● GIVEN PROBLEM
Track down every line below that holds "uniformed" and copy it.

▶

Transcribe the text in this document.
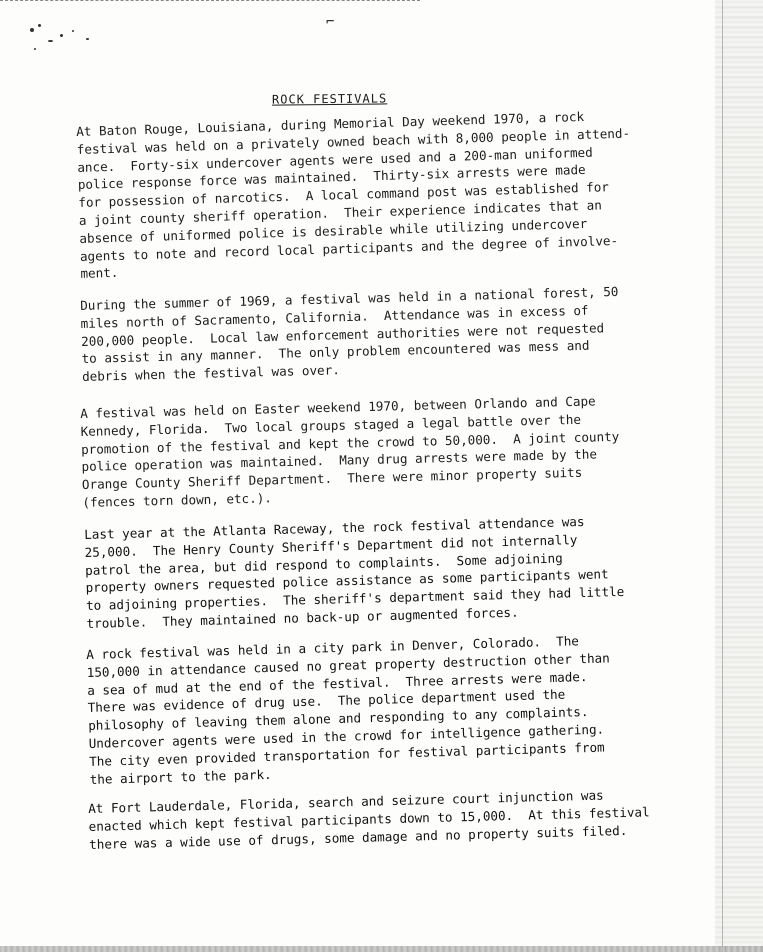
⌐
ROCK FESTIVALS

At Baton Rouge, Louisiana, during Memorial Day weekend 1970, a rock
festival was held on a privately owned beach with 8,000 people in attend-
ance.  Forty-six undercover agents were used and a 200-man uniformed
police response force was maintained.  Thirty-six arrests were made
for possession of narcotics.  A local command post was established for
a joint county sheriff operation.  Their experience indicates that an
absence of uniformed police is desirable while utilizing undercover
agents to note and record local participants and the degree of involve-
ment.

During the summer of 1969, a festival was held in a national forest, 50
miles north of Sacramento, California.  Attendance was in excess of
200,000 people.  Local law enforcement authorities were not requested
to assist in any manner.  The only problem encountered was mess and
debris when the festival was over.

A festival was held on Easter weekend 1970, between Orlando and Cape
Kennedy, Florida.  Two local groups staged a legal battle over the
promotion of the festival and kept the crowd to 50,000.  A joint county
police operation was maintained.  Many drug arrests were made by the
Orange County Sheriff Department.  There were minor property suits
(fences torn down, etc.).

Last year at the Atlanta Raceway, the rock festival attendance was
25,000.  The Henry County Sheriff's Department did not internally
patrol the area, but did respond to complaints.  Some adjoining
property owners requested police assistance as some participants went
to adjoining properties.  The sheriff's department said they had little
trouble.  They maintained no back-up or augmented forces.

A rock festival was held in a city park in Denver, Colorado.  The
150,000 in attendance caused no great property destruction other than
a sea of mud at the end of the festival.  Three arrests were made.
There was evidence of drug use.  The police department used the
philosophy of leaving them alone and responding to any complaints.
Undercover agents were used in the crowd for intelligence gathering.
The city even provided transportation for festival participants from
the airport to the park.

At Fort Lauderdale, Florida, search and seizure court injunction was
enacted which kept festival participants down to 15,000.  At this festival
there was a wide use of drugs, some damage and no property suits filed.
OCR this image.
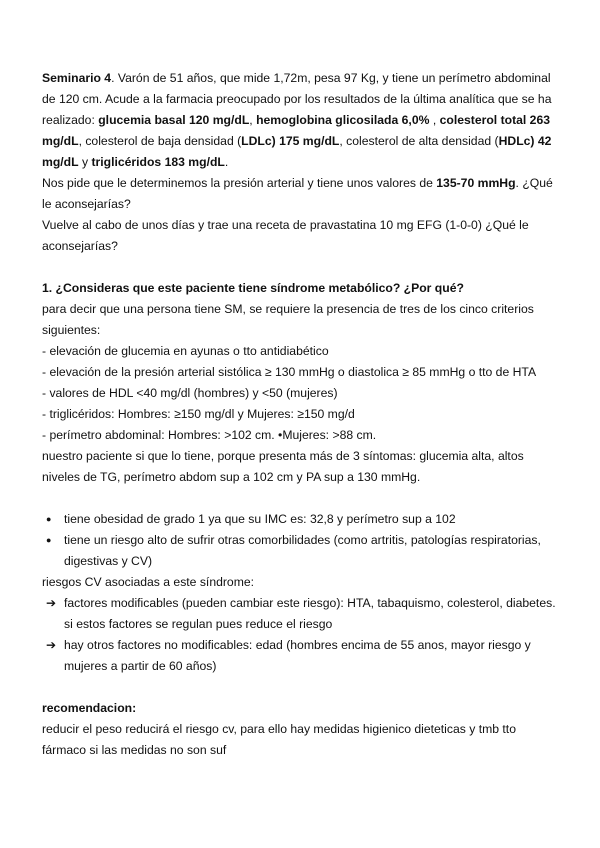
Seminario 4. Varón de 51 años, que mide 1,72m, pesa 97 Kg, y tiene un perímetro abdominal de 120 cm. Acude a la farmacia preocupado por los resultados de la última analítica que se ha realizado: glucemia basal 120 mg/dL, hemoglobina glicosilada 6,0% , colesterol total 263 mg/dL, colesterol de baja densidad (LDLc) 175 mg/dL, colesterol de alta densidad (HDLc) 42 mg/dL y triglicéridos 183 mg/dL.

Nos pide que le determinemos la presión arterial y tiene unos valores de 135-70 mmHg. ¿Qué le aconsejarías?

Vuelve al cabo de unos días y trae una receta de pravastatina 10 mg EFG (1-0-0) ¿Qué le aconsejarías?

1. ¿Consideras que este paciente tiene síndrome metabólico? ¿Por qué?

para decir que una persona tiene SM, se requiere la presencia de tres de los cinco criterios siguientes:

- elevación de glucemia en ayunas o tto antidiabético

- elevación de la presión arterial sistólica ≥ 130 mmHg o diastolica ≥ 85 mmHg o tto de HTA

- valores de HDL <40 mg/dl (hombres) y <50 (mujeres)

- triglicéridos: Hombres: ≥150 mg/dl y Mujeres: ≥150 mg/d

- perímetro abdominal: Hombres: >102 cm. •Mujeres: >88 cm.

nuestro paciente si que lo tiene, porque presenta más de 3 síntomas: glucemia alta, altos niveles de TG, perímetro abdom sup a 102 cm y PA sup a 130 mmHg.

●	tiene obesidad de grado 1 ya que su IMC es: 32,8 y perímetro sup a 102
●	tiene un riesgo alto de sufrir otras comorbilidades (como artritis, patologías respiratorias, digestivas y CV)

riesgos CV asociadas a este síndrome:

➔ factores modificables (pueden cambiar este riesgo): HTA, tabaquismo, colesterol, diabetes. si estos factores se regulan pues reduce el riesgo
➔ hay otros factores no modificables: edad (hombres encima de 55 anos, mayor riesgo y mujeres a partir de 60 años)

recomendacion:

reducir el peso reducirá el riesgo cv, para ello hay medidas higienico dieteticas y tmb tto fármaco si las medidas no son suf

◀

● TASK ANSWER
ance.  Forty-six undercover agents were used and a 200-man uniformed
absence of uniformed police is desirable while utilizing undercover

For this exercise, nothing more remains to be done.